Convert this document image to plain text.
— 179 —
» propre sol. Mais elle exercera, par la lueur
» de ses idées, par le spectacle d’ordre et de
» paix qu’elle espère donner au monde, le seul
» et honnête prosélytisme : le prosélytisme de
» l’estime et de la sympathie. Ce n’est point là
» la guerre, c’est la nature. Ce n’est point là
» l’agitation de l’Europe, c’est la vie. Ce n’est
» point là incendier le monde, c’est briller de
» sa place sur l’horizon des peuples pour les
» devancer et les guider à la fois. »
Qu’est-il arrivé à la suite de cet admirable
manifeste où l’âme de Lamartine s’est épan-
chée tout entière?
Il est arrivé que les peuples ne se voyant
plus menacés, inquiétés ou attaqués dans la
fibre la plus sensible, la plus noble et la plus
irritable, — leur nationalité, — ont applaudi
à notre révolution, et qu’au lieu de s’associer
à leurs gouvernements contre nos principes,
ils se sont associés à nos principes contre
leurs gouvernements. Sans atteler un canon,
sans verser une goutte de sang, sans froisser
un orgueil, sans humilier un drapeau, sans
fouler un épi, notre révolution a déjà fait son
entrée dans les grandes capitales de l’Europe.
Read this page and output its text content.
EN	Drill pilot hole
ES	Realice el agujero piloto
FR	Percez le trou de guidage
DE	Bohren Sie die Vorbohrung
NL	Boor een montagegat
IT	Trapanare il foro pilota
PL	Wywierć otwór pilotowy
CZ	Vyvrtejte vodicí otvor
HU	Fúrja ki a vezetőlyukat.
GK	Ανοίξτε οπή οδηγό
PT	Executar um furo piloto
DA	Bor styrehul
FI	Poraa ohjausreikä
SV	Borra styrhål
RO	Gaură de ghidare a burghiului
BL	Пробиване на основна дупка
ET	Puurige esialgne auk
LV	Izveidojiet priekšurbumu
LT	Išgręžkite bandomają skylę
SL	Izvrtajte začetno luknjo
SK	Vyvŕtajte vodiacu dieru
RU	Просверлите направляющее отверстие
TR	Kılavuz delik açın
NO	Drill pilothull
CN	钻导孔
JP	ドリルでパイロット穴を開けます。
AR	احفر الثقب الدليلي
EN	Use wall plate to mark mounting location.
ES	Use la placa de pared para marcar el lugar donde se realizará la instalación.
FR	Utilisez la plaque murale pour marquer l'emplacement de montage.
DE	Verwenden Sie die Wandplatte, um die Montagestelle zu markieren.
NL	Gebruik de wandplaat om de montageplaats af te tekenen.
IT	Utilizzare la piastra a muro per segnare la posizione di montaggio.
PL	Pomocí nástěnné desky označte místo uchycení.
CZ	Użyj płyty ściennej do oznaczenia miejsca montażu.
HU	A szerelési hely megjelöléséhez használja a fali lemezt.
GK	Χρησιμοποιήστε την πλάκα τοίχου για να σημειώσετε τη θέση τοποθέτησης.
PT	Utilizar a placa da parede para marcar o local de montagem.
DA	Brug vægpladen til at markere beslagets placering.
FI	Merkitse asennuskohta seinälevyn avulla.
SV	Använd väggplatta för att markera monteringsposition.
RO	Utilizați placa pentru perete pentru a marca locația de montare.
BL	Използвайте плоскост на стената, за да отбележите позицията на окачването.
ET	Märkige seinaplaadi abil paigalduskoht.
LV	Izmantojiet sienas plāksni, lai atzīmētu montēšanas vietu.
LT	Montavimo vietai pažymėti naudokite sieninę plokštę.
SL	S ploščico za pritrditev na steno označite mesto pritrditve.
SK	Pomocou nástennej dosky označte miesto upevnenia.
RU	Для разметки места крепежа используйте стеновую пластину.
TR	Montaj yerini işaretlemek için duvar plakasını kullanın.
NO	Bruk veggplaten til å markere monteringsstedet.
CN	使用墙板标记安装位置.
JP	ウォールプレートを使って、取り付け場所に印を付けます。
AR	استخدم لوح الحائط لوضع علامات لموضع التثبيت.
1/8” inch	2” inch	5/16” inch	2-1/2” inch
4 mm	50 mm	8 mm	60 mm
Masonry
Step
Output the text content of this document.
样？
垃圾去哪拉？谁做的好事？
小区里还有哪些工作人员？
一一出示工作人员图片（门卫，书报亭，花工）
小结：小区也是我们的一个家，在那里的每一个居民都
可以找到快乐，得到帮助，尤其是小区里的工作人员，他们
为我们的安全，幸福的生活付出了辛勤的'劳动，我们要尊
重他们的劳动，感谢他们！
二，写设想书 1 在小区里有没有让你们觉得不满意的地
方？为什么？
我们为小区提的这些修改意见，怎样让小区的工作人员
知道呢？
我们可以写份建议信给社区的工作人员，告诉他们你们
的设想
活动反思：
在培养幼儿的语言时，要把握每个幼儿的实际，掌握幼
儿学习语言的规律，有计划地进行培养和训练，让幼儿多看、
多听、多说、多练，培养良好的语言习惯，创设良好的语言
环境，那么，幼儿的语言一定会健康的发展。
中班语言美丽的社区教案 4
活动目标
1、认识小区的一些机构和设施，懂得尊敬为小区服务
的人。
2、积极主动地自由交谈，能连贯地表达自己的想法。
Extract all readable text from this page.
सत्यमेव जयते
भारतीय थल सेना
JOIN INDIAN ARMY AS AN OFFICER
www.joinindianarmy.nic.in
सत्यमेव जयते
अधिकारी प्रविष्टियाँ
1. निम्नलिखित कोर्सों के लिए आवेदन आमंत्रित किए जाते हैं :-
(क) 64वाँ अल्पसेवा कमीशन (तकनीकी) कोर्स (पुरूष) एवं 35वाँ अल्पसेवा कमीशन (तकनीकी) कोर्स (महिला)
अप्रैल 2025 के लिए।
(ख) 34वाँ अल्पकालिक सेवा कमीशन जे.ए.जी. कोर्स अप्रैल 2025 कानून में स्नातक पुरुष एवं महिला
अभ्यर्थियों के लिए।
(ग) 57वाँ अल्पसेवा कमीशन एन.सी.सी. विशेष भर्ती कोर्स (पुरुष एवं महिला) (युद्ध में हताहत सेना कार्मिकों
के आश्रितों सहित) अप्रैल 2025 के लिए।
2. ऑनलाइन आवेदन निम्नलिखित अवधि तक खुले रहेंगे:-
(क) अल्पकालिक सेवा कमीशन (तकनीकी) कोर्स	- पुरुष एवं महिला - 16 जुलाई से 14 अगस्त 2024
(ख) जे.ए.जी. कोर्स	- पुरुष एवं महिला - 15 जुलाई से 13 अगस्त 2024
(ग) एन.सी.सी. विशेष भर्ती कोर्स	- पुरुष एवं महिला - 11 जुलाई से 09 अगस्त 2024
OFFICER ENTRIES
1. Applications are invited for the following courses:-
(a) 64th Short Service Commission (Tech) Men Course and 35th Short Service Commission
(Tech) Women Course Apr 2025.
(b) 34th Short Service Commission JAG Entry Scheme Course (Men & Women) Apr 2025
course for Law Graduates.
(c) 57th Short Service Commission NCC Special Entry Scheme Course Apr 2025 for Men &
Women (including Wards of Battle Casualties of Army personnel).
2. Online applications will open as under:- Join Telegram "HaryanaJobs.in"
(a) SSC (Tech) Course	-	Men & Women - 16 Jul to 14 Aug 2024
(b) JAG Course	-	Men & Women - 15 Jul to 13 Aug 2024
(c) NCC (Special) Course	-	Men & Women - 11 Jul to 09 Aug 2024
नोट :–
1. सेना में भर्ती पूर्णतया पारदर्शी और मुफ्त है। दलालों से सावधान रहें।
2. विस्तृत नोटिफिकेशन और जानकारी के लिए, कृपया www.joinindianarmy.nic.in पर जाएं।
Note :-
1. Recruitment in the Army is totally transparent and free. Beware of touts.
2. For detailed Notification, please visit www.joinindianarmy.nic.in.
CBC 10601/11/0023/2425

DO THIS
Scan the listing above for the word "contre" and copy every line that holds it.

REPLY TO THE EXERCISE
à leurs gouvernements contre nos principes,
ils se sont associés à nos principes contre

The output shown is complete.